### [Exercise objective]
Scan the lines below; pull out those with "type".
++++++
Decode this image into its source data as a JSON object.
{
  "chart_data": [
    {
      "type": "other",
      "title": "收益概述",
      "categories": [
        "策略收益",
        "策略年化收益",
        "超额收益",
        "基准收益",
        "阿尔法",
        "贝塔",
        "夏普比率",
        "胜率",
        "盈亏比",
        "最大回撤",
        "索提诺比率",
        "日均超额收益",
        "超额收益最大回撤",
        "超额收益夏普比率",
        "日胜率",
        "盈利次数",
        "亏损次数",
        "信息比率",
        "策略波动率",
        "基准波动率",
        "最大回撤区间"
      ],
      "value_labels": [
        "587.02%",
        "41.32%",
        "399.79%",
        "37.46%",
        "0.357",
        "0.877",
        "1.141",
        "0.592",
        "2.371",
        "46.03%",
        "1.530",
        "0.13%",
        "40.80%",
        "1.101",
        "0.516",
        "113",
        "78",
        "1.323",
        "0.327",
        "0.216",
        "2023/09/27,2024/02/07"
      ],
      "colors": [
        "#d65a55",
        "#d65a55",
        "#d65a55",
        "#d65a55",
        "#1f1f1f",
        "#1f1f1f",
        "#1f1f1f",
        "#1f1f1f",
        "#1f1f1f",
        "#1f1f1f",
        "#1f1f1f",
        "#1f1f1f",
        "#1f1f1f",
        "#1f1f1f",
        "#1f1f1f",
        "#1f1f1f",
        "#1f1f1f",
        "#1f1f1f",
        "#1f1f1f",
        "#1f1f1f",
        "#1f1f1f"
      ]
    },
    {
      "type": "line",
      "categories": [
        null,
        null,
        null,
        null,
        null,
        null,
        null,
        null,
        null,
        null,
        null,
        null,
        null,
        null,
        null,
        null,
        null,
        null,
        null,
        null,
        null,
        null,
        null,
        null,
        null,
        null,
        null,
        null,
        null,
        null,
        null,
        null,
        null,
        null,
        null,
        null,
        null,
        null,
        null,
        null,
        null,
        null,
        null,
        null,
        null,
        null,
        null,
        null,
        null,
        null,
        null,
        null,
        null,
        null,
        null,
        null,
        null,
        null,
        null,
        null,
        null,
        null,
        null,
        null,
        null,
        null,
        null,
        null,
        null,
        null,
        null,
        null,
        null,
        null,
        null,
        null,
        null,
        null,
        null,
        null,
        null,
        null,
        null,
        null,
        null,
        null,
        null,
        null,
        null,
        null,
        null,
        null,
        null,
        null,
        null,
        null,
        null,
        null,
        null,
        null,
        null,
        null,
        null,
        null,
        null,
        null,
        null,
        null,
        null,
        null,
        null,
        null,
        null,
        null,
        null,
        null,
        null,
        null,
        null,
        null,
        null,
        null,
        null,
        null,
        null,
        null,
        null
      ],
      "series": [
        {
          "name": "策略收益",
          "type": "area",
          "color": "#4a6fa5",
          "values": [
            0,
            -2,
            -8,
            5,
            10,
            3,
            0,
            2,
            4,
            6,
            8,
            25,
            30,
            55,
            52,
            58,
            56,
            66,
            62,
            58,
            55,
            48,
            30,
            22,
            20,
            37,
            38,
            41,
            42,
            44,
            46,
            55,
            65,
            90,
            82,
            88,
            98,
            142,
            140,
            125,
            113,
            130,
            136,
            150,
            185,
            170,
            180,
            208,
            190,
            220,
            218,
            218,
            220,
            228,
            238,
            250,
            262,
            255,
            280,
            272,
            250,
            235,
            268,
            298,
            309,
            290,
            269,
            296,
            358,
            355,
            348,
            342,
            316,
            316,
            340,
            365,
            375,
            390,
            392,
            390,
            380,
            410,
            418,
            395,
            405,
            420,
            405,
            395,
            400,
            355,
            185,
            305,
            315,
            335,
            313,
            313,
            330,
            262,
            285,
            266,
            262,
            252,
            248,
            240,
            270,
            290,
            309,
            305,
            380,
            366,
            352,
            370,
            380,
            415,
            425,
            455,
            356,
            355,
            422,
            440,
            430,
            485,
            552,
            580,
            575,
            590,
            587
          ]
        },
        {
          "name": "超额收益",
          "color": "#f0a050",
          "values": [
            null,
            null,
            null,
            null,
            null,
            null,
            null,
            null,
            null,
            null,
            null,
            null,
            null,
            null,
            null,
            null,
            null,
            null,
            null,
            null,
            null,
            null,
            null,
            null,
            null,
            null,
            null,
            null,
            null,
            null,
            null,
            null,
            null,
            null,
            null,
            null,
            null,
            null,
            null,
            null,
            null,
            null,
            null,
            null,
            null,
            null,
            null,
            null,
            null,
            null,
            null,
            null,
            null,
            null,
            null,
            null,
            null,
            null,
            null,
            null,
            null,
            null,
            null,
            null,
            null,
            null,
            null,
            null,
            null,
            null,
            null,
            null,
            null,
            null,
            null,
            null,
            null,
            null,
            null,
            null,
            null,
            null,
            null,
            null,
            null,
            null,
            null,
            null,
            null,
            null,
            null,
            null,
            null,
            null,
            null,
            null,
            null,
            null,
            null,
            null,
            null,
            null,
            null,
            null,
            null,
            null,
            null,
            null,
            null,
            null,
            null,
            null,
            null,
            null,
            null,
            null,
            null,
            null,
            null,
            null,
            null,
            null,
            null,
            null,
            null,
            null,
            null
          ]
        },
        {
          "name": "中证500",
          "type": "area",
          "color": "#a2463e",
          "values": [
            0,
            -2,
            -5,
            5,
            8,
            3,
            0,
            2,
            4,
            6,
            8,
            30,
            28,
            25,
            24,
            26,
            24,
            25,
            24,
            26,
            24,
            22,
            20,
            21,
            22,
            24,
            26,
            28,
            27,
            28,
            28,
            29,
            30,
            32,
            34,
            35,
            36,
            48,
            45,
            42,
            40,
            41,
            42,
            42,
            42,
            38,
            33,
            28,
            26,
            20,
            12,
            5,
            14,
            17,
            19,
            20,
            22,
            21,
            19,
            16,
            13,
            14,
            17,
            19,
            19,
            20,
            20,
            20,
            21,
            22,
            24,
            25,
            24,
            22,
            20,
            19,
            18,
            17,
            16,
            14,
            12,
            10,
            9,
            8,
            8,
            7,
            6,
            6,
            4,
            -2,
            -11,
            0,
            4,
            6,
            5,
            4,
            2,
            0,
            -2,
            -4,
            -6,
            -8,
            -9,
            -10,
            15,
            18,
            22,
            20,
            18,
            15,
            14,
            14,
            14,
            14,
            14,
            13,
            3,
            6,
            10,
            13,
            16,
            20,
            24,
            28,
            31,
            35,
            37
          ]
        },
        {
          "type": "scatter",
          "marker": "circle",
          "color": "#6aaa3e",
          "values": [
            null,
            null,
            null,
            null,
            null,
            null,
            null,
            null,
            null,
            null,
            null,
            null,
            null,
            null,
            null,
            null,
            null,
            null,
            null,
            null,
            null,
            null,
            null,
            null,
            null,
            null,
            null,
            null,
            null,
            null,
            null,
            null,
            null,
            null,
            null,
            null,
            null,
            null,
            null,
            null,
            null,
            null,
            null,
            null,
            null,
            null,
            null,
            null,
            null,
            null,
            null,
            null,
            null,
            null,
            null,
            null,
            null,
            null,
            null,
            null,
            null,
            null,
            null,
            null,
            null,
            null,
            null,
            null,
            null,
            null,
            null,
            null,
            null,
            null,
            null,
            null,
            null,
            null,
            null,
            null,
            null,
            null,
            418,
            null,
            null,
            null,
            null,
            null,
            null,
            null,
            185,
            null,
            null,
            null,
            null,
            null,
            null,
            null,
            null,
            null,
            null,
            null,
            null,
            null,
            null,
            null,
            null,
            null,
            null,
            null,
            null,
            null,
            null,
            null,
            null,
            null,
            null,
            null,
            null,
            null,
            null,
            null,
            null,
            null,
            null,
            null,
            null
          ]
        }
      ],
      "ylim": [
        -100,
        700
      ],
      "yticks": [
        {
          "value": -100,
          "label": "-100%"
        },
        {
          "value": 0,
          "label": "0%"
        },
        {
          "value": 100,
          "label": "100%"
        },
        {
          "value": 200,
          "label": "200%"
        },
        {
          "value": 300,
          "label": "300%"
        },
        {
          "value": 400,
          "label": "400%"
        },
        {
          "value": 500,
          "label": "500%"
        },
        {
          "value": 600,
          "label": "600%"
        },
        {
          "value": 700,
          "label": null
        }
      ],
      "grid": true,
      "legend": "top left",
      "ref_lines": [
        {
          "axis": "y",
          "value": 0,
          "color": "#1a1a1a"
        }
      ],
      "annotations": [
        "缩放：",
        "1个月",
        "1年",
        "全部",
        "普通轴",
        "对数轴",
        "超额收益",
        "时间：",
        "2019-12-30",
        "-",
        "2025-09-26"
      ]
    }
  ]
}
++++++
### [Result of the exercise]
      "type": "other",
      "type": "line",
          "type": "area",
          "type": "area",
          "type": "scatter",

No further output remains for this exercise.